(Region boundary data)
»»

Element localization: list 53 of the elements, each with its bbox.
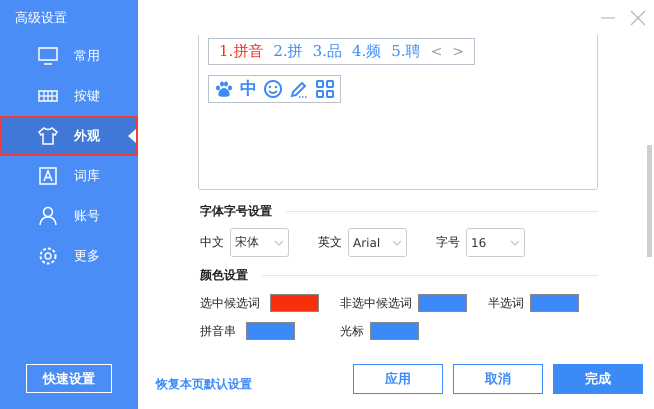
next-arrow[interactable]: > (452, 44, 464, 60)
candidate[interactable]: 1.拼音 (219, 42, 264, 61)
settings-icon (37, 245, 59, 267)
font-dropdown[interactable]: 宋体 (230, 228, 289, 257)
smiley-icon[interactable] (263, 79, 283, 99)
chevron-down-icon (274, 238, 284, 246)
monitor-icon (37, 45, 59, 67)
color-label: 光标 (340, 322, 364, 340)
dialog-button[interactable]: 应用 (353, 364, 443, 394)
font-dropdown[interactable]: Arial (348, 228, 407, 257)
field-label: 字号 (436, 234, 460, 251)
color-swatch[interactable] (530, 294, 579, 312)
color-swatch[interactable] (370, 322, 419, 340)
letter-icon (37, 165, 59, 187)
color-swatch[interactable] (418, 294, 467, 312)
candidate[interactable]: 3.品 (312, 42, 342, 61)
color-label: 非选中候选词 (340, 294, 412, 312)
color-label: 拼音串 (200, 322, 236, 340)
candidate[interactable]: 4.频 (352, 42, 382, 61)
quick-settings-button[interactable]: 快速设置 (26, 364, 112, 393)
sidebar-item[interactable]: 更多 (0, 236, 138, 276)
section-heading: 字体字号设置 (200, 203, 272, 220)
shirt-icon (37, 125, 59, 147)
grid-icon[interactable] (315, 79, 335, 99)
sidebar-item[interactable]: 账号 (0, 196, 138, 236)
color-swatch[interactable] (270, 294, 319, 312)
prev-arrow[interactable]: < (430, 44, 442, 60)
chevron-down-icon (392, 238, 402, 246)
section-heading: 颜色设置 (200, 267, 248, 284)
window-title: 高级设置 (14, 10, 68, 28)
chinese-mode-toggle[interactable]: 中 (240, 79, 257, 99)
sidebar-item[interactable]: 词库 (0, 156, 138, 196)
field-label: 中文 (200, 234, 224, 251)
field-label: 英文 (318, 234, 342, 251)
candidate[interactable]: 2.拼 (273, 42, 303, 61)
color-label: 半选词 (488, 294, 524, 312)
color-label: 选中候选词 (200, 294, 260, 312)
restore-defaults-link[interactable]: 恢复本页默认设置 (156, 376, 252, 393)
color-swatch[interactable] (246, 322, 295, 340)
chevron-down-icon (510, 238, 520, 246)
scrollbar[interactable] (647, 145, 652, 257)
sidebar-item[interactable]: 按键 (0, 76, 138, 116)
paw-icon[interactable] (214, 79, 234, 99)
sidebar-item[interactable]: 常用 (0, 36, 138, 76)
pointer-icon (128, 129, 136, 143)
candidate[interactable]: 5.聘 (391, 42, 421, 61)
close-icon[interactable] (630, 10, 646, 26)
font-dropdown[interactable]: 16 (466, 228, 525, 257)
done-button[interactable]: 完成 (553, 364, 643, 394)
user-icon (37, 205, 59, 227)
dialog-button[interactable]: 取消 (453, 364, 543, 394)
pencil-icon[interactable] (289, 79, 309, 99)
sidebar-item[interactable]: 外观 (0, 116, 138, 156)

««

== EXERCISE OBJECTIVE ==
Reproduce verbatim every line of the material from the line containing "next-arrow[interactable]: > (452, 44, 464, 60)" down to the line containing "376, 252, 393)", including both of those lines.

== EXERCISE ANSWER ==
next-arrow[interactable]: > (452, 44, 464, 60)
candidate[interactable]: 1.拼音 (219, 42, 264, 61)
settings-icon (37, 245, 59, 267)
font-dropdown[interactable]: 宋体 (230, 228, 289, 257)
smiley-icon[interactable] (263, 79, 283, 99)
chevron-down-icon (274, 238, 284, 246)
monitor-icon (37, 45, 59, 67)
color-label: 光标 (340, 322, 364, 340)
dialog-button[interactable]: 应用 (353, 364, 443, 394)
font-dropdown[interactable]: Arial (348, 228, 407, 257)
field-label: 字号 (436, 234, 460, 251)
color-swatch[interactable] (530, 294, 579, 312)
color-swatch[interactable] (370, 322, 419, 340)
letter-icon (37, 165, 59, 187)
color-swatch[interactable] (418, 294, 467, 312)
candidate[interactable]: 3.品 (312, 42, 342, 61)
color-label: 非选中候选词 (340, 294, 412, 312)
color-label: 拼音串 (200, 322, 236, 340)
candidate[interactable]: 4.频 (352, 42, 382, 61)
quick-settings-button[interactable]: 快速设置 (26, 364, 112, 393)
sidebar-item[interactable]: 更多 (0, 236, 138, 276)
section-heading: 字体字号设置 (200, 203, 272, 220)
shirt-icon (37, 125, 59, 147)
grid-icon[interactable] (315, 79, 335, 99)
sidebar-item[interactable]: 账号 (0, 196, 138, 236)
color-swatch[interactable] (270, 294, 319, 312)
prev-arrow[interactable]: < (430, 44, 442, 60)
chevron-down-icon (392, 238, 402, 246)
section-heading: 颜色设置 (200, 267, 248, 284)
window-title: 高级设置 (14, 10, 68, 28)
chinese-mode-toggle[interactable]: 中 (240, 79, 257, 99)
sidebar-item[interactable]: 词库 (0, 156, 138, 196)
field-label: 中文 (200, 234, 224, 251)
field-label: 英文 (318, 234, 342, 251)
candidate[interactable]: 2.拼 (273, 42, 303, 61)
color-label: 半选词 (488, 294, 524, 312)
color-label: 选中候选词 (200, 294, 260, 312)
restore-defaults-link[interactable]: 恢复本页默认设置 (156, 376, 252, 393)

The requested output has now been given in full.